#### DOCUMENT:
┌──
I love Harry Kane, and that makes discussing him difficult sometimes.

Paul Gilham/Getty Images

Part I: Crazy in Love

Love makes us do stupid things, and high at the top of that list of us, is me. Love makes me, specifically, do stupid things. Now that everyone is properly horrified at the prospect of learning about my love life, I bring reassurance. This is an essay about love making me stupid alright; but instead of personal relationships, it applies to Tottenham Hotspur, Harry Kane, and a 2-2 draw against West Ham United.

Tottenham Hotspur, generally, did not play well against West Ham, and were lucky to get a point. When Tottenham do not play well, generally, I am grumpy. When Tottenham do not play well, specifically, against West Ham, I am miserable. Yes. This is probably stupid. No. This probably is not going to change.

Not only is it bad enough I love Spurs, but this love makes me, at times, expect too much from them. A team of talented young players and lovable misfits (looking at you, Vlad) Spurs were always bound to be inconsistent. Nobody I know thinks this was anything other than a transition year. However, factor our position in the table and those very same people, me included, get optimistic and carried away with talk of Champions League and multiple trophies.It is insane if one actually thinks about it, yet genuine. To truly love something, there has to be an almost naive belief in that thing. Of this I'm quite guilty: my naive belief in Spurs makes me stupid.

Part II: That's, like, your opinion, man.

Couple that stupid love with the fact I am from a school of thought that believes people should "disturb the comfortable" and "comfort the disturbed", and arguments arise. I can often be found in the writer's room defending Erik Lamela when he clearly has an off game, or writing an article praising him as man of the match when, in actuality, another player--let's hypothetically call him Mousa Dembele--probably deserves that praise. I look at Lamela and see potential, a dominant force yet to be unleashed. The guy just looks so eager to please, but it is not happening with any consistency. Because I love Spurs, and because he looks so damn uncomfortable, it breaks my heart. So I stick up for him. I say stupid thing after stupid thing in his defense. I want to stop, but I cannot, and this stands in direct contrast to people who say vitriolic things about him. They, too, love Spurs, and it makes them stupid, only in a different way.

Part III: If loving you is wrong, I don't want to be right.

Now enter the concept of "disturbing the comfortable". Enter Harry Kane.

What Kane has done this year is beyond anyone's wildest imagination. He has lifted his play to an elite level. He, along with Christian Eriksen, is a world class talent. With that distinction comes certain responsibility, though. Those that set themselves up for glory, must also accept the harshest of criticism.
└──
#### DATA EXTRACT:
┌──
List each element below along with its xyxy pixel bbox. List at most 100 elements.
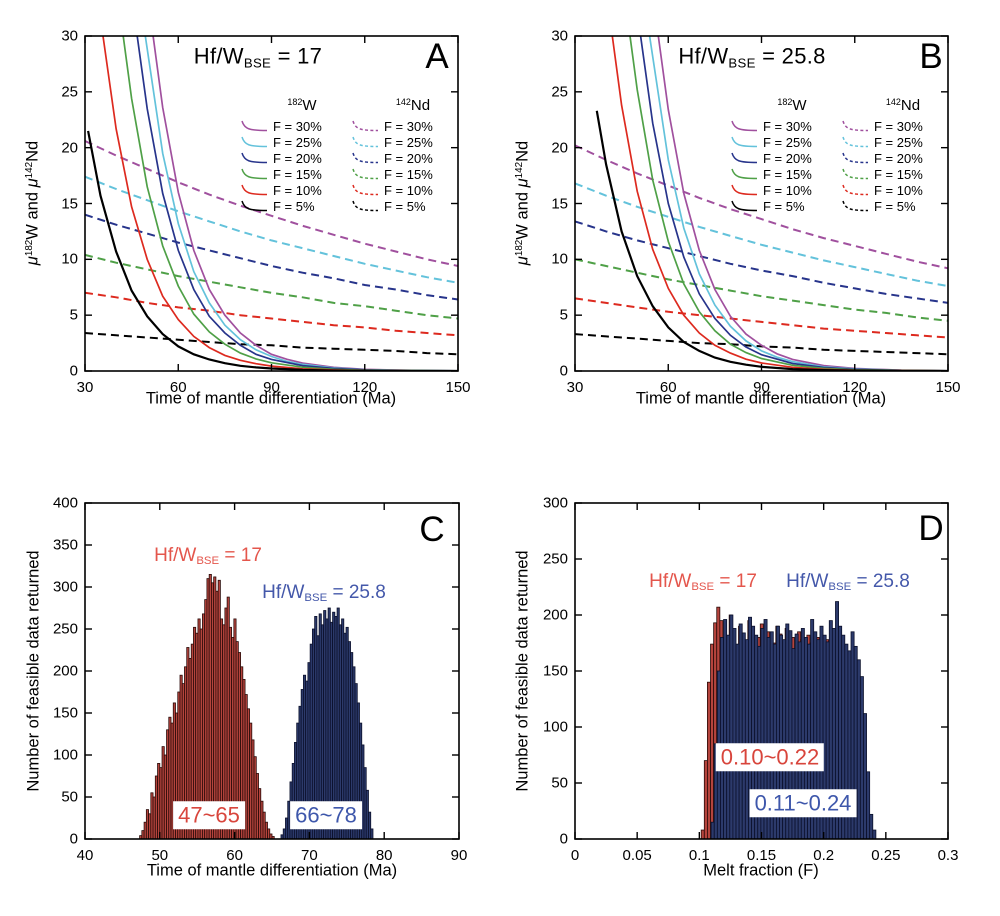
panel-b-series-nd-f20 <box>574 220 949 304</box>
legend-entry-label: F = 10% <box>273 182 322 198</box>
legend-entry-w-f20: F = 20% <box>730 150 832 166</box>
legend-column-nd: 142Nd F = 30% F = 25% F = 20% F = 15% F = 10%… <box>841 97 943 214</box>
panel-a-xtick-60: 60 <box>169 379 187 396</box>
panel-d-xtick-0.3: 0.3 <box>937 847 959 864</box>
panel-b-ytick-30: 30 <box>551 27 568 45</box>
panel-b-xtick-30: 30 <box>566 379 584 396</box>
panel-d-red-series-label: Hf/WBSE = 17 <box>649 571 757 593</box>
legend-dashed-line-icon <box>352 152 379 164</box>
legend-entry-label: F = 15% <box>874 166 923 182</box>
panel-b-series-nd-f30 <box>574 144 949 270</box>
panel-a-xtick-120: 120 <box>352 379 378 396</box>
panel-b-xtick-90: 90 <box>753 379 770 396</box>
legend-entry-w-f20: F = 20% <box>240 150 342 166</box>
panel-d-blue-range-note: 0.11~0.24 <box>749 789 857 817</box>
panel-a-series-w-f5 <box>87 130 459 371</box>
panel-a-xtick-30: 30 <box>76 379 94 396</box>
panel-d-ytick-200: 200 <box>542 606 568 624</box>
panel-a-ytick-0: 0 <box>69 362 78 380</box>
legend-entry-nd-f30: F = 30% <box>841 118 943 134</box>
legend-solid-line-icon <box>731 152 758 164</box>
legend-entry-nd-f10: F = 10% <box>351 182 453 198</box>
panel-a-ytick-30: 30 <box>61 27 78 45</box>
legend-entry-label: F = 20% <box>273 150 322 166</box>
panel-d-ytick-50: 50 <box>551 774 568 792</box>
legend-entry-nd-f20: F = 20% <box>351 150 453 166</box>
panel-a-ytick-10: 10 <box>61 250 78 268</box>
panel-c-xtick-80: 80 <box>375 847 393 864</box>
isotope-mass-number: 142 <box>885 97 901 108</box>
panel-a-series-nd-f15 <box>84 253 459 320</box>
legend-entry-w-f5: F = 5% <box>730 198 832 214</box>
legend-dashed-line-icon <box>842 120 869 132</box>
legend-entry-label: F = 20% <box>874 150 923 166</box>
legend-entry-nd-f30: F = 30% <box>351 118 453 134</box>
panel-c-xlabel: Time of mantle differentiation (Ma) <box>146 861 398 880</box>
legend-dashed-line-icon <box>842 152 869 164</box>
legend-entry-w-f15: F = 15% <box>730 166 832 182</box>
mu-symbol: μ <box>513 256 532 266</box>
isotope-142: 142 <box>514 161 526 179</box>
panel-b-series-nd-f15 <box>574 258 949 322</box>
panel-a-xtick-150: 150 <box>445 379 471 396</box>
legend-entry-nd-f25: F = 25% <box>351 134 453 150</box>
panel-b-ytick-20: 20 <box>551 139 568 157</box>
panel-c-xtick-90: 90 <box>450 847 468 864</box>
legend-header-nd: 142Nd <box>373 97 453 114</box>
legend-entry-label: F = 20% <box>384 150 433 166</box>
panel-c-blue-range-note: 66~78 <box>290 801 362 829</box>
panel-b-xtick-120: 120 <box>842 379 868 396</box>
panel-d-ytick-250: 250 <box>542 550 568 568</box>
panel-a-ytick-20: 20 <box>61 139 78 157</box>
hfw-base: Hf/W <box>154 544 197 566</box>
panel-c-blue-series-label: Hf/WBSE = 25.8 <box>262 582 386 604</box>
panel-c-xtick-50: 50 <box>151 847 169 864</box>
hfw-rest: = 25.8 <box>851 570 910 592</box>
legend-entry-label: F = 30% <box>273 118 322 134</box>
panel-b-ylabel: μ182W and μ142Nd <box>514 141 533 265</box>
panel-c-ytick-150: 150 <box>52 704 78 722</box>
panel-d-letter: D <box>918 509 944 548</box>
panel-d-red-range-note: 0.10~0.22 <box>715 743 825 771</box>
legend-dashed-line-icon <box>842 184 869 196</box>
legend-entry-nd-f15: F = 15% <box>841 166 943 182</box>
panel-d-xlabel: Melt fraction (F) <box>703 861 819 880</box>
panel-a-title-sub: BSE <box>243 55 272 71</box>
hfw-base: Hf/W <box>262 581 305 603</box>
ylabel-seg: Nd <box>513 140 532 162</box>
panel-a-title: Hf/WBSE = 17 <box>194 44 322 71</box>
panel-b-series-nd-f5 <box>574 333 949 356</box>
panel-b-xtick-150: 150 <box>935 379 961 396</box>
panel-d-ytick-300: 300 <box>542 494 568 512</box>
panel-d-xtick-0.2: 0.2 <box>813 847 835 864</box>
panel-d-ytick-100: 100 <box>542 718 568 736</box>
legend-solid-line-icon <box>241 152 268 164</box>
panel-d-ytick-150: 150 <box>542 662 568 680</box>
legend-dashed-line-icon <box>352 168 379 180</box>
legend-solid-line-icon <box>731 200 758 212</box>
panel-c-red-range-note: 47~65 <box>173 801 245 829</box>
legend-dashed-line-icon <box>352 200 379 212</box>
legend-entry-label: F = 25% <box>273 134 322 150</box>
legend-solid-line-icon <box>241 120 268 132</box>
legend-entry-label: F = 15% <box>384 166 433 182</box>
panel-a-xlabel: Time of mantle differentiation (Ma) <box>145 389 397 408</box>
panel-b-letter: B <box>919 37 943 76</box>
panel-b-ytick-10: 10 <box>551 250 568 268</box>
panel-b-series-nd-f25 <box>574 182 949 288</box>
element-symbol: Nd <box>900 97 921 114</box>
panel-c-ytick-200: 200 <box>52 662 78 680</box>
panel-b-xlabel: Time of mantle differentiation (Ma) <box>635 389 887 408</box>
mu-symbol: μ <box>23 256 42 266</box>
legend-entry-nd-f15: F = 15% <box>351 166 453 182</box>
legend-entry-nd-f25: F = 25% <box>841 134 943 150</box>
panel-a-ylabel: μ182W and μ142Nd <box>24 141 43 265</box>
legend-dashed-line-icon <box>352 120 379 132</box>
legend-entry-label: F = 30% <box>763 118 812 134</box>
legend-header-w: 182W <box>262 97 342 114</box>
panel-c-xtick-70: 70 <box>301 847 318 864</box>
panel-a-title-base: Hf/W <box>193 43 244 69</box>
panel-d-blue-series-label: Hf/WBSE = 25.8 <box>786 571 910 593</box>
legend-solid-line-icon <box>241 184 268 196</box>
└──
#### PROMPT A:
In the Harry Kane essay, set down the passage that begins at the words "Tottenham Hotspur, generally, did" and stops after the words "going to change.".
#### PROMPT B:
Decide whether each statement agrees with the Harry Kane essay, answering yes or no and quoting the words of the essay that settle it: (i) Tottenham played well against West Ham and deserved their result. (ii) The writer's acquaintances see the season as a transition year. (iii) Christian Eriksen is named alongside Kane as a world class talent.
#### PROMPT C:
Write what comes next in the essay on Tottenham and Harry Kane, picking up right after its final sentence.
The material that comes after the Harry Kane essay is separate from it.

#### EXPECTED ANSWER A:
Tottenham Hotspur, generally, did not play well against West Ham, and were lucky to get a point. When Tottenham do not play well, generally, I am grumpy. When Tottenham do not play well, specifically, against West Ham, I am miserable. Yes. This is probably stupid. No. This probably is not going to change.

#### EXPECTED ANSWER B:
(i) No: "Tottenham Hotspur, generally, did not play well against West Ham, and were lucky to get a point."
(ii) Yes: "Nobody I know thinks this was anything other than a transition year."
(iii) Yes: "He, along with Christian Eriksen, is a world class talent."

#### EXPECTED ANSWER C:
Early in the season, when Eriksen was struggling, I called him out for mediocre play, not because his play was any worse than his teammates, but because his performance means a little bit more to the team. I was overly harsh on Eriksen, not because I hate him, but because I believed in him.

And so, in similar fashion, I went in on Kane yesterday. I flippantly, emotionally, and erroneously grouped his contributions in with his fellow attackers. In reality, he had a decent game, a worthy, often threatening shift. His attacking outfit, however, largely faltered. Is that his fault? Probably not, but according to my sporting philosophies, the failures of the attack became the failures of its best player, Harry's failures.

Common sense would dictate that I blame Andros Townsend and Erik Lamela for being predictable in the attack, for refusing to run into spaces provided by a West Ham defense so clearly focused on Harry. Common sense would dictate that I should call Mousa Dembele's first half one of the more shocking halves of the year for a Tottenham midfielder. Common sense would have me focus on so many other things. I was not using common sense at the time of my criticisms, however; and that is because I am a supporter first, and I believe in Harry Kane that much. No, I love Kane that much.

Not love in the sense of interpersonal love: who he is, or how he lives his life. No, I love what Kane means to this club on and off the field; but it is love just the same, and love always makes it complicated.

*As for MOTM credentials: crucially, he was was on the end, or in the middle of, our best attacking moves during the first 15 minutes. Then, despite being off his usual elite game for much of the match, he had the drive to win the penalty that got us a point; I can admit that now, after calming down.

Job done.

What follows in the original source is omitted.